● **What is expected**
Word for word, copy all the data and drop the pictures.

● **Task material**
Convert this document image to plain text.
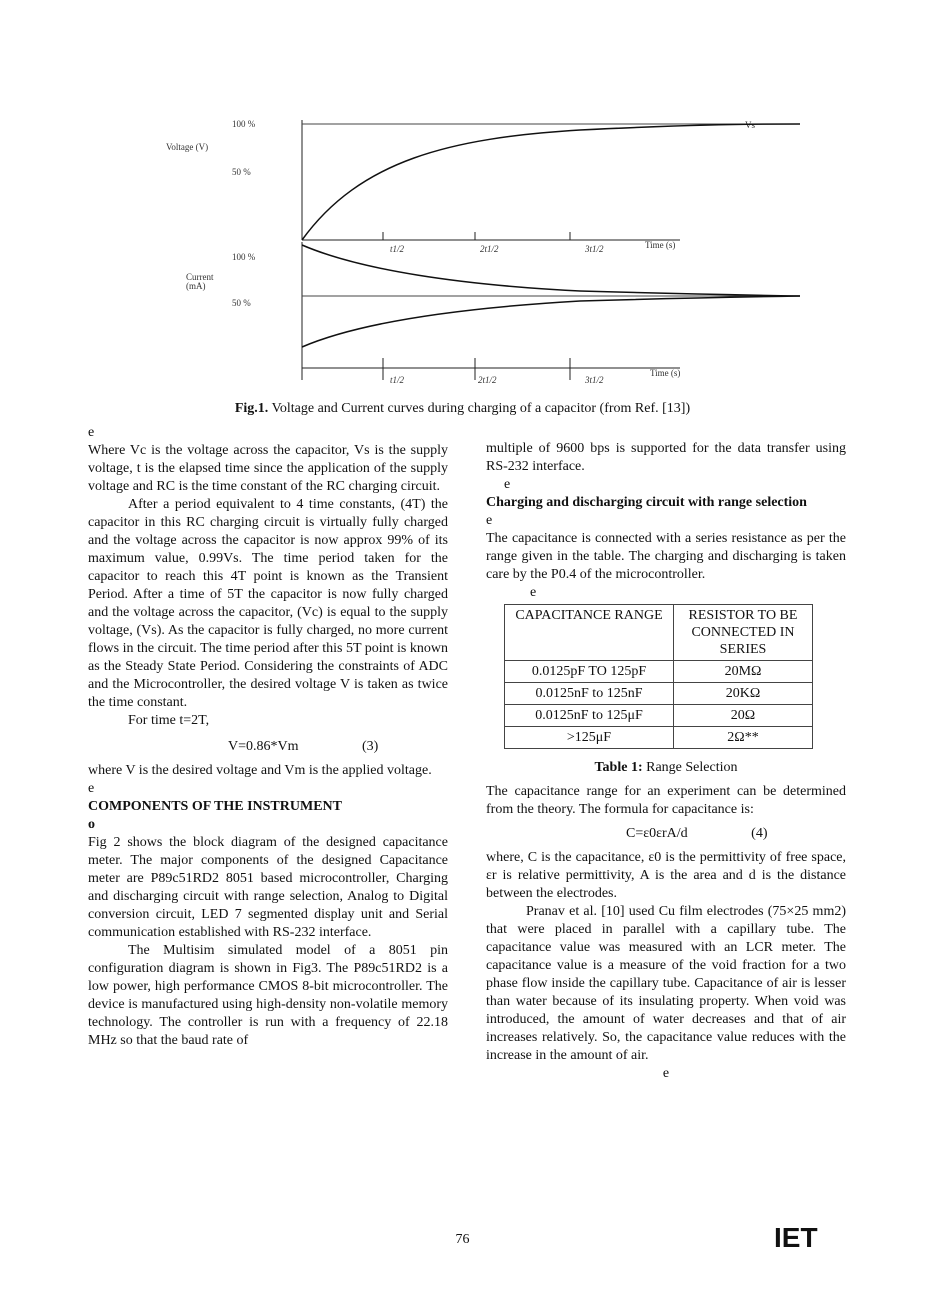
Voltage (V)
100 %
50 %
Vs
t1/2	2t1/2	3t1/2	Time (s)
100 %
Current
(mA)
50 %
t1/2	2t1/2	3t1/2
Time (s)
Fig.1. Voltage and Current curves during charging of a capacitor (from Ref. [13])

e

Where Vc is the voltage across the capacitor, Vs is the supply voltage, t is the elapsed time since the application of the supply voltage and RC is the time constant of the RC charging circuit.

After a period equivalent to 4 time constants, (4T) the capacitor in this RC charging circuit is virtually fully charged and the voltage across the capacitor is now approx 99% of its maximum value, 0.99Vs. The time period taken for the capacitor to reach this 4T point is known as the Transient Period. After a time of 5T the capacitor is now fully charged and the voltage across the capacitor, (Vc) is equal to the supply voltage, (Vs). As the capacitor is fully charged, no more current flows in the circuit. The time period after this 5T point is known as the Steady State Period. Considering the constraints of ADC and the Microcontroller, the desired voltage V is taken as twice the time constant.

For time t=2T,

V=0.86*Vm	(3)

where V is the desired voltage and Vm is the applied voltage.

e

COMPONENTS OF THE INSTRUMENT

o

Fig 2 shows the block diagram of the designed capacitance meter. The major components of the designed Capacitance meter are P89c51RD2 8051 based microcontroller, Charging and discharging circuit with range selection, Analog to Digital conversion circuit, LED 7 segmented display unit and Serial communication established with RS-232 interface.

The Multisim simulated model of a 8051 pin configuration diagram is shown in Fig3. The P89c51RD2 is a low power, high performance CMOS 8-bit microcontroller. The device is manufactured using high-density non-volatile memory technology. The controller is run with a frequency of 22.18 MHz so that the baud rate of

multiple of 9600 bps is supported for the data transfer using RS-232 interface.

e

Charging and discharging circuit with range selection

e

The capacitance is connected with a series resistance as per the range given in the table. The charging and discharging is taken care by the P0.4 of the microcontroller.

e

CAPACITANCE RANGE	RESISTOR TO BE CONNECTED IN SERIES
0.0125pF TO 125pF	20MΩ
0.0125nF to 125nF	20KΩ
0.0125nF to 125μF	20Ω
>125μF	2Ω**

Table 1: Range Selection

The capacitance range for an experiment can be determined from the theory. The formula for capacitance is:

C=ε0εrA/d	(4)

where, C is the capacitance, ε0 is the permittivity of free space, εr is relative permittivity, A is the area and d is the distance between the electrodes.

Pranav et al. [10] used Cu film electrodes (75×25 mm2) that were placed in parallel with a capillary tube. The capacitance value was measured with an LCR meter. The capacitance value is a measure of the void fraction for a two phase flow inside the capillary tube. Capacitance of air is lesser than water because of its insulating property. When void was introduced, the amount of water decreases and that of air increases relatively. So, the capacitance value reduces with the increase in the amount of air.

e

76	IET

● **Exercise solution**
Convert this document image to plain text.
Voltage (V)
100 %
50 %
Vs
t1/2	2t1/2	3t1/2	Time (s)
100 %
Current
(mA)
50 %
t1/2	2t1/2	3t1/2
Time (s)
Fig.1. Voltage and Current curves during charging of a capacitor (from Ref. [13])

e

Where Vc is the voltage across the capacitor, Vs is the supply voltage, t is the elapsed time since the application of the supply voltage and RC is the time constant of the RC charging circuit.

After a period equivalent to 4 time constants, (4T) the capacitor in this RC charging circuit is virtually fully charged and the voltage across the capacitor is now approx 99% of its maximum value, 0.99Vs. The time period taken for the capacitor to reach this 4T point is known as the Transient Period. After a time of 5T the capacitor is now fully charged and the voltage across the capacitor, (Vc) is equal to the supply voltage, (Vs). As the capacitor is fully charged, no more current flows in the circuit. The time period after this 5T point is known as the Steady State Period. Considering the constraints of ADC and the Microcontroller, the desired voltage V is taken as twice the time constant.

For time t=2T,

V=0.86*Vm	(3)

where V is the desired voltage and Vm is the applied voltage.

e

COMPONENTS OF THE INSTRUMENT

o

Fig 2 shows the block diagram of the designed capacitance meter. The major components of the designed Capacitance meter are P89c51RD2 8051 based microcontroller, Charging and discharging circuit with range selection, Analog to Digital conversion circuit, LED 7 segmented display unit and Serial communication established with RS-232 interface.

The Multisim simulated model of a 8051 pin configuration diagram is shown in Fig3. The P89c51RD2 is a low power, high performance CMOS 8-bit microcontroller. The device is manufactured using high-density non-volatile memory technology. The controller is run with a frequency of 22.18 MHz so that the baud rate of

multiple of 9600 bps is supported for the data transfer using RS-232 interface.

e

Charging and discharging circuit with range selection

e

The capacitance is connected with a series resistance as per the range given in the table. The charging and discharging is taken care by the P0.4 of the microcontroller.

e

CAPACITANCE RANGE	RESISTOR TO BE CONNECTED IN SERIES
0.0125pF TO 125pF	20MΩ
0.0125nF to 125nF	20KΩ
0.0125nF to 125μF	20Ω
>125μF	2Ω**

Table 1: Range Selection

The capacitance range for an experiment can be determined from the theory. The formula for capacitance is:

C=ε0εrA/d	(4)

where, C is the capacitance, ε0 is the permittivity of free space, εr is relative permittivity, A is the area and d is the distance between the electrodes.

Pranav et al. [10] used Cu film electrodes (75×25 mm2) that were placed in parallel with a capillary tube. The capacitance value was measured with an LCR meter. The capacitance value is a measure of the void fraction for a two phase flow inside the capillary tube. Capacitance of air is lesser than water because of its insulating property. When void was introduced, the amount of water decreases and that of air increases relatively. So, the capacitance value reduces with the increase in the amount of air.

e

76	IET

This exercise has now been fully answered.